(EXCERPTED TEXT):
>>>>

Signed transactions (eth_sendRawTransaction) are sent in parallel to the configured private RPCs (eden, ethermine, flashbots, etc.).
All other requests are sent to an RPC server on the latest block (alchemy, moralis, rivet, your own node, or one of many other providers). If multiple servers are in sync, they are prioritized by `active_requests/soft_limit`. Note that this means that the fastest server is most likely to serve requests and slow servers are unlikely to ever get any requests.
Each server has different limits to configure. The `soft_limit` is the number of parallel active requests where a server starts to slow down. The `hard_limit` is where a server starts giving rate limits or other errors.
```
$ cargo install sea-orm-cli
$ cargo run --release -- --help
```
```
Compiling web3_proxy v0.1.0 (/home/bryan/src/web3_proxy/web3_proxy)
Finished release [optimized + debuginfo] target(s) in 17.69s
Running `target/release/web3_proxy --help`
Usage: web3_proxy [--port <port>] [--workers <workers>] [--config <config>]
web3_proxy is a fast caching and load balancing proxy for web3 (Ethereum or similar) JsonRPC servers.
Options:
--port what port the proxy should listen on
--workers number of worker threads
--config path to a toml of rpc servers
--help display usage information
```
Start the server with the defaults (listen on `http://localhost:8544` and use `./config/example.toml` which proxies to a bunch of public nodes:
```
cargo run --release -- --config ./config/example.toml
```
## Common commands
Check that the proxy is working:
```
curl -X POST -H "Content-Type: application/json" --data '{"jsonrpc":"2.0","method":"web3_clientVersion","id":1}' 127.0.0.1:8544
```
Check that the websocket is working:
```
$ websocat ws://127.0.0.1:8544
{"id": 1, "method": "eth_subscribe", "params": ["newHeads"]}
{"id": 2, "method": "eth_subscribe", "params": ["newPendingTransactions"]}
{"id": 3, "method": "eth_subscribe", "params": ["newPendingFullTransactions"]}
{"id": 4, "method": "eth_subscribe", "params": ["newPendingRawTransactions"]}
```
You can copy `config/example.toml` to `config/production-$CHAINNAME.toml` and then run `docker-compose up --build -d` start proxies for many chains.
## Database entities
Types for database entities are generated from a development database.

<<<<

(WORK INSTRUCTIONS): State whether each statement agrees with the web3_proxy excerpt, answering yes or no and quoting the deciding words of the excerpt. 1. Signed transactions are sent to the configured private RPCs one after another. 2. The `hard_limit` marks where a server starts giving rate limits or other errors. 3. The `--workers` option sets the port the proxy listens on. The listing comes from a separate source, unrelated to the text above.

(Structured page parsing data):
>>>>

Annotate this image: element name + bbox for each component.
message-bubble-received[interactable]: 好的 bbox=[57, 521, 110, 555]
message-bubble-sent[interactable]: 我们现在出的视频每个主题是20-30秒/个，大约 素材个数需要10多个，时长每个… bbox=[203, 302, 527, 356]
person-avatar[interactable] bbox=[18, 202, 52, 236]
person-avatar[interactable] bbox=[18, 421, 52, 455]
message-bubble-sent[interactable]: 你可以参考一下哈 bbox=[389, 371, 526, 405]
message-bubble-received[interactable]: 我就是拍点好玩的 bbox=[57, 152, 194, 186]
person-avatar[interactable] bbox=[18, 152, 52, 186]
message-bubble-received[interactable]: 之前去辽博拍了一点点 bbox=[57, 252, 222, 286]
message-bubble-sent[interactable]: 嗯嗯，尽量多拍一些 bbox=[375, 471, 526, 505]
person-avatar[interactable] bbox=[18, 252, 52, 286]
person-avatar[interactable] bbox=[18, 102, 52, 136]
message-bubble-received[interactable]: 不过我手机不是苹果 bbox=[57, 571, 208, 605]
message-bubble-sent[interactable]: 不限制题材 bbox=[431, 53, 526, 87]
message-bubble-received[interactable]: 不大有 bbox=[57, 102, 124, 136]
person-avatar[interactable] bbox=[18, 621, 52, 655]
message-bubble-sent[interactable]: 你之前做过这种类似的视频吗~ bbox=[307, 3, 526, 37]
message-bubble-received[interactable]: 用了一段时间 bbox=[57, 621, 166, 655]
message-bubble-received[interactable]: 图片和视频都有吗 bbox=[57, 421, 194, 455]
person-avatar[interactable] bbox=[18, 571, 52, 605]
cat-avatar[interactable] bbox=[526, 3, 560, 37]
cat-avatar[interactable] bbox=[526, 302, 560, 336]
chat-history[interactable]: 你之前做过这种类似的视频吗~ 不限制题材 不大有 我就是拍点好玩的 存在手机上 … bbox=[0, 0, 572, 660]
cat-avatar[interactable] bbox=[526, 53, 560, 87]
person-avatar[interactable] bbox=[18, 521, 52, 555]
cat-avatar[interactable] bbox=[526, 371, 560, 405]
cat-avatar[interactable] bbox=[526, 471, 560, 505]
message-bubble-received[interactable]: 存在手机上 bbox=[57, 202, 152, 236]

<<<<

(EXERCISE RESULT):
1. No: "Signed transactions (eth_sendRawTransaction) are sent in parallel to the configured private RPCs"
2. Yes: "The `hard_limit` is where a server starts giving rate limits or other errors."
3. No: "--workers number of worker threads"